▶ [Exercise instructions]:
Pull every line containing "folder" from the entries.

[Records contained in a dataset]
begin
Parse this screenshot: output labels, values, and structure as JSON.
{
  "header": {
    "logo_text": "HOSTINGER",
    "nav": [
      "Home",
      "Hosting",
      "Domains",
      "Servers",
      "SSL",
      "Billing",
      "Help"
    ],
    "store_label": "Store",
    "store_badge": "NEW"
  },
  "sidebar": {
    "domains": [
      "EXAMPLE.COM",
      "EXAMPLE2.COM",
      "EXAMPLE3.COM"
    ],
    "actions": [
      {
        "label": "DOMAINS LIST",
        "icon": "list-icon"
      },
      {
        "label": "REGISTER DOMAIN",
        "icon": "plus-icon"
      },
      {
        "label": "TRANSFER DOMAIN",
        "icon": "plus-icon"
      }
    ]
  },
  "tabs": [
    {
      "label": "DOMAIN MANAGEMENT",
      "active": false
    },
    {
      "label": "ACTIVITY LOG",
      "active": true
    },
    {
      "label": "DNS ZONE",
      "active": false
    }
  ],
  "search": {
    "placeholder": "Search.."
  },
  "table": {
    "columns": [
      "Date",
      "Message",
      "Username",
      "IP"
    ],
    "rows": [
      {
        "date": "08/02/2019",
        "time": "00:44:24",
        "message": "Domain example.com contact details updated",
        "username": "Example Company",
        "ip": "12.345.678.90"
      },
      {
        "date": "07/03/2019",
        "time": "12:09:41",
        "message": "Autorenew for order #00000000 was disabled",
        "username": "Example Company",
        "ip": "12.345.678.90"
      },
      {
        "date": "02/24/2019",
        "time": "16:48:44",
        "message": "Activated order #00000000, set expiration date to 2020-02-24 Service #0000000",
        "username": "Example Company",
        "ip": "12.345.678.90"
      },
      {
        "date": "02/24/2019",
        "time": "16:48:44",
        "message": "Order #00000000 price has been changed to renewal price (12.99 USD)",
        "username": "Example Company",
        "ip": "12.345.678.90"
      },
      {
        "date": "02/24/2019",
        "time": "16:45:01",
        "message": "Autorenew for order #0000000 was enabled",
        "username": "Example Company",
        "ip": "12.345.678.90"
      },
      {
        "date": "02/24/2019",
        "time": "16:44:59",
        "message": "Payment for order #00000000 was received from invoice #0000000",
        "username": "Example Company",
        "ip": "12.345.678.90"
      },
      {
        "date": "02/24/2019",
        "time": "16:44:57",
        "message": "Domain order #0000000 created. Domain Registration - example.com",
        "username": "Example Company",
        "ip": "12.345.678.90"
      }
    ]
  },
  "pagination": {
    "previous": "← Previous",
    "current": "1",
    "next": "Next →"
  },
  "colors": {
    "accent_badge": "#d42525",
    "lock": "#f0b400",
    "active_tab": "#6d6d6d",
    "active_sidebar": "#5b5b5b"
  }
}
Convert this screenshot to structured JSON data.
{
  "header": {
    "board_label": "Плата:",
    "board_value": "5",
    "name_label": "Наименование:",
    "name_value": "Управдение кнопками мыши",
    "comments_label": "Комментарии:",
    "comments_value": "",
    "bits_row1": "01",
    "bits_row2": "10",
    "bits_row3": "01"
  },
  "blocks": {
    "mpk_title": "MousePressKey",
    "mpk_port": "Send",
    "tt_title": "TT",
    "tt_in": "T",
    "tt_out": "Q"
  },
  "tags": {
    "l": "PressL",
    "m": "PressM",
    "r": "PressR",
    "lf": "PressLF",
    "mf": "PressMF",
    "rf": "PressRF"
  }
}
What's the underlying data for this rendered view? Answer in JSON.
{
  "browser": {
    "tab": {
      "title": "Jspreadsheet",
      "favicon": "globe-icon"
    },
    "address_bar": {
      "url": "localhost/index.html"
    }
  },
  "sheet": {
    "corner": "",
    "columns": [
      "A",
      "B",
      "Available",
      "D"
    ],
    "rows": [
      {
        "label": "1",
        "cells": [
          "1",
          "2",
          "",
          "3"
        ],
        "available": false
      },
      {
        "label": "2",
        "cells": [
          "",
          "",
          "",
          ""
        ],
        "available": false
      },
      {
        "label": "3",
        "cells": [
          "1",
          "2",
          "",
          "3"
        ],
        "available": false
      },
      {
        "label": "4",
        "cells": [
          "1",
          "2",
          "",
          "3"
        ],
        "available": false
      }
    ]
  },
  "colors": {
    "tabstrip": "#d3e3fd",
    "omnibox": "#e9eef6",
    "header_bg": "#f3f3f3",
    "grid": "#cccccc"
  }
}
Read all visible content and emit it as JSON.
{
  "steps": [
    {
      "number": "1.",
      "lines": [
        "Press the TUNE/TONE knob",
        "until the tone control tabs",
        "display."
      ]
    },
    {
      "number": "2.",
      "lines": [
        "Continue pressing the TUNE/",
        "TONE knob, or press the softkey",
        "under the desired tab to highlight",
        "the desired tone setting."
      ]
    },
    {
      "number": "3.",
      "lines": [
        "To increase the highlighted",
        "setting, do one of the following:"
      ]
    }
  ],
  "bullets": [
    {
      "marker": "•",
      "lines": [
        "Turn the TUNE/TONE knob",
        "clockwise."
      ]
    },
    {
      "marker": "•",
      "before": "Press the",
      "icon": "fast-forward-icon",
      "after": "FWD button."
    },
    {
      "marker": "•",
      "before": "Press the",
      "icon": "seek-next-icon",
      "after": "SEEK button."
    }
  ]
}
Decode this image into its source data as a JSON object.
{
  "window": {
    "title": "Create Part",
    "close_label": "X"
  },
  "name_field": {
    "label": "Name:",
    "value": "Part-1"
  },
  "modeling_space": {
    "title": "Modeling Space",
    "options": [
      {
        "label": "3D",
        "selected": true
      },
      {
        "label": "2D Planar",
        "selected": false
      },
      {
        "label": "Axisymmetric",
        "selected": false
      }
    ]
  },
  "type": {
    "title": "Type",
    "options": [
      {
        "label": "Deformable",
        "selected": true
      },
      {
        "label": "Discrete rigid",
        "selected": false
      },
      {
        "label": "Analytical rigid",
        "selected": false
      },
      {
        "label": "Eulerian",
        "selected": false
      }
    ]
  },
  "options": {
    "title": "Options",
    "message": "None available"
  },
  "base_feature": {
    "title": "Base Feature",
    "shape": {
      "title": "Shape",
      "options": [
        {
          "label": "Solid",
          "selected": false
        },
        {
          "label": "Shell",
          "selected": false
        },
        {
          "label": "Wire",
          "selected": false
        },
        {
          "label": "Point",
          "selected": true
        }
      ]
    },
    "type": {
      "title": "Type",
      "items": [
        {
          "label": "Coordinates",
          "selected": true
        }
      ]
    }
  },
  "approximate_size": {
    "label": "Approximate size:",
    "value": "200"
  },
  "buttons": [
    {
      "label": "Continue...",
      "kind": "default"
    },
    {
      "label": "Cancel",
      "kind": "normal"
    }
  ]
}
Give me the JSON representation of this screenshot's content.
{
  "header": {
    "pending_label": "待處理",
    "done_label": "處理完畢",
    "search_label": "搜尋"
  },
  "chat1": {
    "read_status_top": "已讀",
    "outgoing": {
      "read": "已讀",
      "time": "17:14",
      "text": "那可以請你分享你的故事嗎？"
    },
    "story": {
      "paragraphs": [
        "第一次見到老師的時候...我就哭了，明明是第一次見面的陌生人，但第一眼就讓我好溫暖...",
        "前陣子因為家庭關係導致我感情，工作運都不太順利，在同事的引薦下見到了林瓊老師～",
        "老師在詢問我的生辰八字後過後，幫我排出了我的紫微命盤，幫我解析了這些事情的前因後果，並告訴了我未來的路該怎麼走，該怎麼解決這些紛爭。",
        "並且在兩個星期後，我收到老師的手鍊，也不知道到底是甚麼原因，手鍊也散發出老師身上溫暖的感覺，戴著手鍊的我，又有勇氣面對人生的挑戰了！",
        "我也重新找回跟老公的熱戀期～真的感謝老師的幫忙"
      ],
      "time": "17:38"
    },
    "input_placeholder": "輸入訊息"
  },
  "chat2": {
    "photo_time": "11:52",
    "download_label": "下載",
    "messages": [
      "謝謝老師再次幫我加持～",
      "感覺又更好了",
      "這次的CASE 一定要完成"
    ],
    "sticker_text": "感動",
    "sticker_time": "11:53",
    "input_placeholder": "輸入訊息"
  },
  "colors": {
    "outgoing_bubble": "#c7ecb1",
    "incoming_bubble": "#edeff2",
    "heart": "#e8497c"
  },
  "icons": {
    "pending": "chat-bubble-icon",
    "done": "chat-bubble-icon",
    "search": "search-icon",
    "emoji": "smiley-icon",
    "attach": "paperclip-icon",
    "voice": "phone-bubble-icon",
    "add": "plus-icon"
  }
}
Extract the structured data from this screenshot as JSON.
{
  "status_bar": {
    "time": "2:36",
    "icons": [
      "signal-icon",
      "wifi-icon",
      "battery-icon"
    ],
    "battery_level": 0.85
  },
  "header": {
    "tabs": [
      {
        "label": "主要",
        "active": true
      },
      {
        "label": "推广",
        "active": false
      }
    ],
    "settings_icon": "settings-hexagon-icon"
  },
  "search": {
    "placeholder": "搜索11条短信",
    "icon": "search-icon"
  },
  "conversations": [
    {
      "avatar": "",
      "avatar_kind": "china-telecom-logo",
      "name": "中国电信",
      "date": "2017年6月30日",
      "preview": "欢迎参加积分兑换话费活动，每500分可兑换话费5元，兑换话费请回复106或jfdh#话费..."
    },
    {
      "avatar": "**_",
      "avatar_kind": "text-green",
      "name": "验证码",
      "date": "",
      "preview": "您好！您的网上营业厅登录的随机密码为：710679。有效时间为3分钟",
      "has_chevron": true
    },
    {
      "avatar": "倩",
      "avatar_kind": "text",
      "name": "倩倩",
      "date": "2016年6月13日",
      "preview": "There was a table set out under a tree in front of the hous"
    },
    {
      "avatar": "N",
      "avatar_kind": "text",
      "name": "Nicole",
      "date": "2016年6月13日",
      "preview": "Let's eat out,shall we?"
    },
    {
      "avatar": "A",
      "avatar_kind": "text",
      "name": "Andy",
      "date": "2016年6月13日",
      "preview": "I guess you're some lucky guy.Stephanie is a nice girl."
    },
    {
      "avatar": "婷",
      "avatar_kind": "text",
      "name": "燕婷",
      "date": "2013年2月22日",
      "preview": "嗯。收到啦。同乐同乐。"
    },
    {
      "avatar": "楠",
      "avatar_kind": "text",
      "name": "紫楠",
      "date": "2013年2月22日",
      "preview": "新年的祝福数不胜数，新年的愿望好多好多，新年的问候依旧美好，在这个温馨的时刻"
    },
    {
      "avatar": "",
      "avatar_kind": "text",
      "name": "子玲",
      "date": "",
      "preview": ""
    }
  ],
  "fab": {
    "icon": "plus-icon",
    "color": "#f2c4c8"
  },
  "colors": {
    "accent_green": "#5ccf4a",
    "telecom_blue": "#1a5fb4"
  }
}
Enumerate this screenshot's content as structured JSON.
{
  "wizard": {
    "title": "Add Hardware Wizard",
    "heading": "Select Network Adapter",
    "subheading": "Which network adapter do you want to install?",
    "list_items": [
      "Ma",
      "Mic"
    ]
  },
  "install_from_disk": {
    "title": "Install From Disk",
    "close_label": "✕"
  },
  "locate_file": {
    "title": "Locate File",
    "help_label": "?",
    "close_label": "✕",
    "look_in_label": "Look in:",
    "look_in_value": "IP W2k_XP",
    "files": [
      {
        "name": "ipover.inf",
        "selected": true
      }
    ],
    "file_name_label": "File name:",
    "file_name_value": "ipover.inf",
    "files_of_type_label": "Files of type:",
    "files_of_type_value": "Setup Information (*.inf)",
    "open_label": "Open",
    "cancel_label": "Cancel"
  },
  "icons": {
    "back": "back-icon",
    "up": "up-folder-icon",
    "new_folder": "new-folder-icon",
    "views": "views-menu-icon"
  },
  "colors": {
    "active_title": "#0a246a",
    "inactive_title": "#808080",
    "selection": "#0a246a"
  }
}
end
▶ [Answer to this task]:
    "up": "up-folder-icon",
    "new_folder": "new-folder-icon",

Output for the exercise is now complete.